◆ Given request
Within the material below, find each line bearing the word "Trend" and present it.

◆ Material supplied
******************************

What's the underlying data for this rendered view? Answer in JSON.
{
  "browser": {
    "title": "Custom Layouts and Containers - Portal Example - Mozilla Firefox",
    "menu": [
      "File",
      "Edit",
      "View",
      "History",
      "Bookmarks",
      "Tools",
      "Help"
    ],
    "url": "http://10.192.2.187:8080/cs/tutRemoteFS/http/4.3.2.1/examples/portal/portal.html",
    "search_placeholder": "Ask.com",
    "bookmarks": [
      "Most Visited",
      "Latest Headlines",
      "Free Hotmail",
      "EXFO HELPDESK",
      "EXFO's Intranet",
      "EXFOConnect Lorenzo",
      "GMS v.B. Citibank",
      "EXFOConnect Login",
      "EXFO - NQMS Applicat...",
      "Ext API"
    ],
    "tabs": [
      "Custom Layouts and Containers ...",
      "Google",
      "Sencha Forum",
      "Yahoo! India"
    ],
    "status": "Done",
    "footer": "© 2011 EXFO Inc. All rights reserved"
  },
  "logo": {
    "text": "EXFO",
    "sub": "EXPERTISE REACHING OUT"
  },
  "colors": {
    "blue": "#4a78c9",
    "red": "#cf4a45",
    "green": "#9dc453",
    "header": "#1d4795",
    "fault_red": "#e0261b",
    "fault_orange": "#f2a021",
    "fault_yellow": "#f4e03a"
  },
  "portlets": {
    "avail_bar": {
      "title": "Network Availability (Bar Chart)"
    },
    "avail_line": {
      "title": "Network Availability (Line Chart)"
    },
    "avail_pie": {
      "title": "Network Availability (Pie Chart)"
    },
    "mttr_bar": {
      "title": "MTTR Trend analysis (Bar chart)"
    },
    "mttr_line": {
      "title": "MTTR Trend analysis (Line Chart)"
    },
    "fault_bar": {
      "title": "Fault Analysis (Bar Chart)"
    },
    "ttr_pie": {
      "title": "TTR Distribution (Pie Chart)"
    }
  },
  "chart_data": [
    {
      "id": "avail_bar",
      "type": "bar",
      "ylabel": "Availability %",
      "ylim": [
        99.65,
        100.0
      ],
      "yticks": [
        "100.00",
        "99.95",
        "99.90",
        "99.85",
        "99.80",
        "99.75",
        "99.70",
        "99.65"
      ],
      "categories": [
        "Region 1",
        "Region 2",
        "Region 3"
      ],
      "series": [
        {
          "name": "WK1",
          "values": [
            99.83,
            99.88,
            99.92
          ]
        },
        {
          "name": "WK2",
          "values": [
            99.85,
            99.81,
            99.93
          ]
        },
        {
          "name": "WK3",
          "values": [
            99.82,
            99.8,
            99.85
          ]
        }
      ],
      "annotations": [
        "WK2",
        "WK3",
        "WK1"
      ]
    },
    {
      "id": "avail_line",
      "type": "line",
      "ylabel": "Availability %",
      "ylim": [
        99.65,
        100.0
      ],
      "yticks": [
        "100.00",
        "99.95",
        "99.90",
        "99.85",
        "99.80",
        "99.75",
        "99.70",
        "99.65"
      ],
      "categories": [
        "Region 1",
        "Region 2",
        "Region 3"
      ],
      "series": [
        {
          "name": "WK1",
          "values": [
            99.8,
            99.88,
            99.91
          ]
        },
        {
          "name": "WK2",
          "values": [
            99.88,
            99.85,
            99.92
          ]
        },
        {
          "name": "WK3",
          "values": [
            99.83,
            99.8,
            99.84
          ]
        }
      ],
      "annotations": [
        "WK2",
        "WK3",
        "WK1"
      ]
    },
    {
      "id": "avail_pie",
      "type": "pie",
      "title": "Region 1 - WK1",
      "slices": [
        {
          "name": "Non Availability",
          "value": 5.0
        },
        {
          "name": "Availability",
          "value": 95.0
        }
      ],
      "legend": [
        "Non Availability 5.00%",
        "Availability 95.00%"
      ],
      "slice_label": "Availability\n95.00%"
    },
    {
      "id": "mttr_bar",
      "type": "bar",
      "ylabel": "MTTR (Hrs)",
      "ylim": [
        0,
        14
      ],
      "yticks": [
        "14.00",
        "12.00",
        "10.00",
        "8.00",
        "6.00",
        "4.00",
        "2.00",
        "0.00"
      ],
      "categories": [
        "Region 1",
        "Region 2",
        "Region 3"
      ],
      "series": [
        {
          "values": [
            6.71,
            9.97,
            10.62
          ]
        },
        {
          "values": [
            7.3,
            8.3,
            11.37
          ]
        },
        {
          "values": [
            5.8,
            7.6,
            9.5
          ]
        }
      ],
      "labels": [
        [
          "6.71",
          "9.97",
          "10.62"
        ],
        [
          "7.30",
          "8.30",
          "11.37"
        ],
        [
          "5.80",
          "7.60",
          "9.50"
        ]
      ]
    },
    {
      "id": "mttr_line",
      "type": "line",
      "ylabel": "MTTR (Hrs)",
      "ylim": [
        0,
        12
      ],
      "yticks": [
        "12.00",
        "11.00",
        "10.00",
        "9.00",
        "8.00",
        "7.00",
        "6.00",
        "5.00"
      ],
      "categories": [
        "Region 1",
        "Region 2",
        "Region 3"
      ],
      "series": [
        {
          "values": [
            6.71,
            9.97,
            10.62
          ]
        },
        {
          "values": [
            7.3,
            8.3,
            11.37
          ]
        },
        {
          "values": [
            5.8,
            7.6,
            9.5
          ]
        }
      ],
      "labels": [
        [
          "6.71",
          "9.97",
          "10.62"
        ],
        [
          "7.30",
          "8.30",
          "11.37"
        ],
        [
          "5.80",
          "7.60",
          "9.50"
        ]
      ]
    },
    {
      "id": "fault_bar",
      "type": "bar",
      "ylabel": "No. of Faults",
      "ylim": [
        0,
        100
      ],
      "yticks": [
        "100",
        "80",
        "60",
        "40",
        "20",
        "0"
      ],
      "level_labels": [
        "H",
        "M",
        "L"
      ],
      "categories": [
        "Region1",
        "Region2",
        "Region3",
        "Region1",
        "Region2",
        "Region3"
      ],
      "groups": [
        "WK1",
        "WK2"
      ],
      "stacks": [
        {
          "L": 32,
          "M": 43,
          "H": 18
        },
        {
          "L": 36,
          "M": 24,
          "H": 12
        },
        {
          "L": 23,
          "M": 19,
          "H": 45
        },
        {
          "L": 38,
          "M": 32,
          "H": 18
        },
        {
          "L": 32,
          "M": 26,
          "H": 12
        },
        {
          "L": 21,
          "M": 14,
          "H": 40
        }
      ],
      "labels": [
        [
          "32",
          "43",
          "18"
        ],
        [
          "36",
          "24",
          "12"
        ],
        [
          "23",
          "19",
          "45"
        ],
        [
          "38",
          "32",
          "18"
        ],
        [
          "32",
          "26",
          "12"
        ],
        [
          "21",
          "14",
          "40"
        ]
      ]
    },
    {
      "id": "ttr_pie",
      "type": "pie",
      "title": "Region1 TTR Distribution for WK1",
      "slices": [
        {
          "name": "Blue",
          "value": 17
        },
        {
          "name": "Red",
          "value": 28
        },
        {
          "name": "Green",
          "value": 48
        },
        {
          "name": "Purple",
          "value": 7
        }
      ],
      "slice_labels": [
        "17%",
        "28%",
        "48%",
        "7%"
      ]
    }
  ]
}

******************************

◆ Answer to this task
      "title": "MTTR Trend analysis (Bar chart)"
      "title": "MTTR Trend analysis (Line Chart)"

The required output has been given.